- Task instructions: Determine how many lines carry the word "JSON". Output that number only.

- Dataset records:
※ ※ ※
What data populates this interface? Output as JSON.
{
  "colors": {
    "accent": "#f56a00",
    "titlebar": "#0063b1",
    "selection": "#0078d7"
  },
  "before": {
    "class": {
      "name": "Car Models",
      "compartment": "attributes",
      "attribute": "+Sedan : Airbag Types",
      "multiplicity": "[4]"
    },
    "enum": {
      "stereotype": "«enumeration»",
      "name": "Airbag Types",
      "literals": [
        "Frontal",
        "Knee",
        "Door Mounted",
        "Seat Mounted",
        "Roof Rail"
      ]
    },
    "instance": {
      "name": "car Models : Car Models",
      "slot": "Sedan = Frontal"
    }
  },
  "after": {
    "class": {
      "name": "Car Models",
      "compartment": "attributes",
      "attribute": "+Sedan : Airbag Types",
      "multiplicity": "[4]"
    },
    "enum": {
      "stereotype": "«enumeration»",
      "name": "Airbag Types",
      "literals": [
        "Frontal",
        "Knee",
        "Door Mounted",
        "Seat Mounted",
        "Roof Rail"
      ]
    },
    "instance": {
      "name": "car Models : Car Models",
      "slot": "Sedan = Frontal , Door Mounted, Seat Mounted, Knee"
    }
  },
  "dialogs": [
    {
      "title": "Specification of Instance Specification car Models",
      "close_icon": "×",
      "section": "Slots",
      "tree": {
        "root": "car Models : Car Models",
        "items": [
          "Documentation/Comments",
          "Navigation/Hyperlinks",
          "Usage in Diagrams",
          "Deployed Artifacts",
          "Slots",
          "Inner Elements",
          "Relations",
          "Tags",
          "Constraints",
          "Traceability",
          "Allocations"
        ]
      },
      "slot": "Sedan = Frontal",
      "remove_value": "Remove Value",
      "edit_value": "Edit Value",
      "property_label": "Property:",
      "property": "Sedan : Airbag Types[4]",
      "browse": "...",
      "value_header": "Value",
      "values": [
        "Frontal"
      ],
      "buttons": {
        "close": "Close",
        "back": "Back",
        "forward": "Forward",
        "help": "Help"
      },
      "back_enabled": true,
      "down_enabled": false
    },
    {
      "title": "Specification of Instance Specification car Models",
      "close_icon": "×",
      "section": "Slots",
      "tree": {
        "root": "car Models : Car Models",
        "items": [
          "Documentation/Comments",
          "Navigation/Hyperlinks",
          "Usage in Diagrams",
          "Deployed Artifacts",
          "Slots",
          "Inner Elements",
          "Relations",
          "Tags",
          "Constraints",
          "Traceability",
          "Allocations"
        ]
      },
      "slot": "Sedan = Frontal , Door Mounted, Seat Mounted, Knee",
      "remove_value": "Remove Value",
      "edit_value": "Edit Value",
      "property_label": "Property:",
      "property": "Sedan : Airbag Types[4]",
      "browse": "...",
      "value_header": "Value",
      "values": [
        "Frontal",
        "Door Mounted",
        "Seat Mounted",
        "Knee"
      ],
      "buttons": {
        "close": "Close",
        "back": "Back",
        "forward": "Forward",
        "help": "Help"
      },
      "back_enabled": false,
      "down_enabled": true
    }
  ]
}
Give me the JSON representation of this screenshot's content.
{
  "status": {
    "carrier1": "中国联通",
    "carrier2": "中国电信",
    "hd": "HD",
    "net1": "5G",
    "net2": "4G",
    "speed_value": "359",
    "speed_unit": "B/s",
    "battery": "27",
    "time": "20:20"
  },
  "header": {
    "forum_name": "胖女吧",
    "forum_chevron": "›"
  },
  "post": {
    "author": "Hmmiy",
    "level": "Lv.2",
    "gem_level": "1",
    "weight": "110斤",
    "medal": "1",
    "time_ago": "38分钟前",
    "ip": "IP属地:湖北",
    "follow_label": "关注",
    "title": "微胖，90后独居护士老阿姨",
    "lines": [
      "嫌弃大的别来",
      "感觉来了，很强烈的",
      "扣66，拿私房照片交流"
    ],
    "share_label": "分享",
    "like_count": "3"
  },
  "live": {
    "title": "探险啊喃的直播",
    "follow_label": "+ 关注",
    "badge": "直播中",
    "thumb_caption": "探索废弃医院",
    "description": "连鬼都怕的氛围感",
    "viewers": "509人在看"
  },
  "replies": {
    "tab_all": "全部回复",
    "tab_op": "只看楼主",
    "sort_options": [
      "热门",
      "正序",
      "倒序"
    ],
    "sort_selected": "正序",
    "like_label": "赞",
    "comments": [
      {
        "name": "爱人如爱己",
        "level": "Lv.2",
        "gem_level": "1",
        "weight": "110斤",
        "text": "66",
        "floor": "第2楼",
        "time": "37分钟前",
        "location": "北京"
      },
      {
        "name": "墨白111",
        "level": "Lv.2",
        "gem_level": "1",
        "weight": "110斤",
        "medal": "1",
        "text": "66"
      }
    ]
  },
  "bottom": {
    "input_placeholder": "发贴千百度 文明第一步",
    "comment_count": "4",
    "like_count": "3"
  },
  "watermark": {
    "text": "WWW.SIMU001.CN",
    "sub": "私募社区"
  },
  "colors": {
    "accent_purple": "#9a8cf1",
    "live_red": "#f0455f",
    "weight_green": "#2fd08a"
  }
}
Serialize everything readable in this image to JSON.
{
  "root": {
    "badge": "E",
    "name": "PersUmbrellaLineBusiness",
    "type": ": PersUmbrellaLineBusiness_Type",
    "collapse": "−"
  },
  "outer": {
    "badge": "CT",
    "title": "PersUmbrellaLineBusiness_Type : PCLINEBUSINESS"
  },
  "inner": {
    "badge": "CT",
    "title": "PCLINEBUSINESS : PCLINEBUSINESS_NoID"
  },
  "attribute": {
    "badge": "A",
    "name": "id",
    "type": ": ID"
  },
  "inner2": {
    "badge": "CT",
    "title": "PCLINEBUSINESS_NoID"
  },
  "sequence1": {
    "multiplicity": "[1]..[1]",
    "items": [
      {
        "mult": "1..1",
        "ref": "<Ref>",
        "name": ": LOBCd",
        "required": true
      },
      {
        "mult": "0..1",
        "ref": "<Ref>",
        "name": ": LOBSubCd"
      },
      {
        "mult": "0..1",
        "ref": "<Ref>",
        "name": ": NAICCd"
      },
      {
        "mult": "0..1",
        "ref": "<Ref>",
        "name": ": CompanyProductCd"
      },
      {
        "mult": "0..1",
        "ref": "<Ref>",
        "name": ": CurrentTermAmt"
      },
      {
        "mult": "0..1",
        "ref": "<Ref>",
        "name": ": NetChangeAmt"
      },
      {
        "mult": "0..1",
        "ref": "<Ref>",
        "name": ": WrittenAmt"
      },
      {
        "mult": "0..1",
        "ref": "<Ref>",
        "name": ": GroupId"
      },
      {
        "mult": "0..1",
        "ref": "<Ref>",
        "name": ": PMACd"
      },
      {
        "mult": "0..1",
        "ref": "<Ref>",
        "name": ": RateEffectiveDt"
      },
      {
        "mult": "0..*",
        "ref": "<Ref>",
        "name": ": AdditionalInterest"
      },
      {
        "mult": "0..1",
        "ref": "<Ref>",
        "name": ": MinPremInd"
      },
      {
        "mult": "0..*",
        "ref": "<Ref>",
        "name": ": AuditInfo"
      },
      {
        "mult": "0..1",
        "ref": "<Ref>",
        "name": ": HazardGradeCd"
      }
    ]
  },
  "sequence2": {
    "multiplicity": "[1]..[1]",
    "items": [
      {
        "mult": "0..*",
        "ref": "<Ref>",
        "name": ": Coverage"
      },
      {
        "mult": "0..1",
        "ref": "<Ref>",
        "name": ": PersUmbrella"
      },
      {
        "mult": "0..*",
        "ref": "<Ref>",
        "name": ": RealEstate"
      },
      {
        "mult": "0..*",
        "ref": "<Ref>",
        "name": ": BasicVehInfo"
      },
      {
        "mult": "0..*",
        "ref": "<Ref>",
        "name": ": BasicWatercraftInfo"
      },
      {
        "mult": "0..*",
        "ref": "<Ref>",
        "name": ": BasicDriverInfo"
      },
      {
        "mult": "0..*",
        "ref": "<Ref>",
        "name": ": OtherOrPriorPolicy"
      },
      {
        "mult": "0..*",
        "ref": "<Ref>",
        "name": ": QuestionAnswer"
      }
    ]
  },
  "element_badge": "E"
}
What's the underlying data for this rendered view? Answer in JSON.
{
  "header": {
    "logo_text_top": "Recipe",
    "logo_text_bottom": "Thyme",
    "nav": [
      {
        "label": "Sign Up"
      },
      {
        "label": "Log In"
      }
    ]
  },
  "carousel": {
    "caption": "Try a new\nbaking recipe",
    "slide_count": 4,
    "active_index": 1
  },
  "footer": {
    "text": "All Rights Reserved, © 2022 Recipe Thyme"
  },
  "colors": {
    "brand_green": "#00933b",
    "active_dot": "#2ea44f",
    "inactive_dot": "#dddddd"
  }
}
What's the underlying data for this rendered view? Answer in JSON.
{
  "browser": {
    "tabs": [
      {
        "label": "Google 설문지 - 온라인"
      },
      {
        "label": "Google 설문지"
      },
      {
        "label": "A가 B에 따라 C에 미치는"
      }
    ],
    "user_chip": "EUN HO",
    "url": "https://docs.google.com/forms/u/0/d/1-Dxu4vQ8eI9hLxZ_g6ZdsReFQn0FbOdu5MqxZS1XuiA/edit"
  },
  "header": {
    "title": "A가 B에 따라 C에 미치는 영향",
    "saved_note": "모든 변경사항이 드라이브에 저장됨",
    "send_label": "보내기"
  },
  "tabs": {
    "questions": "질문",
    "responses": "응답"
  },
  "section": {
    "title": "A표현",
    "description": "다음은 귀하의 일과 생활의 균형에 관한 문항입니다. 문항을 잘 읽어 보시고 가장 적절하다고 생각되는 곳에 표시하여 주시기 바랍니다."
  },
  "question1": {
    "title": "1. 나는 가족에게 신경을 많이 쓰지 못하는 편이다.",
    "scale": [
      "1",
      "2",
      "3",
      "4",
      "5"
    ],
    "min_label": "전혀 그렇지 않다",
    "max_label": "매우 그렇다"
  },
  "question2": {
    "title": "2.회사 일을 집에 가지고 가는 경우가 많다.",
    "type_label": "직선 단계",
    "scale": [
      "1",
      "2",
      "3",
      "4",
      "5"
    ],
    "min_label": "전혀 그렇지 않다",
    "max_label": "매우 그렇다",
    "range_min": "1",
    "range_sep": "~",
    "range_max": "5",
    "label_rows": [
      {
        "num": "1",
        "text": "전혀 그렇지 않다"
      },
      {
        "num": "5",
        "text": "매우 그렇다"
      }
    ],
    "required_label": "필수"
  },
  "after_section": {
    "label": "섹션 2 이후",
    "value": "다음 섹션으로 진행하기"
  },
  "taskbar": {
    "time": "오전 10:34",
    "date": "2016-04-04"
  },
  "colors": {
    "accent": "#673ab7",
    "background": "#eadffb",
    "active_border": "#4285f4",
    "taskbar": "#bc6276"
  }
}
※ ※ ※
- Solution below: 5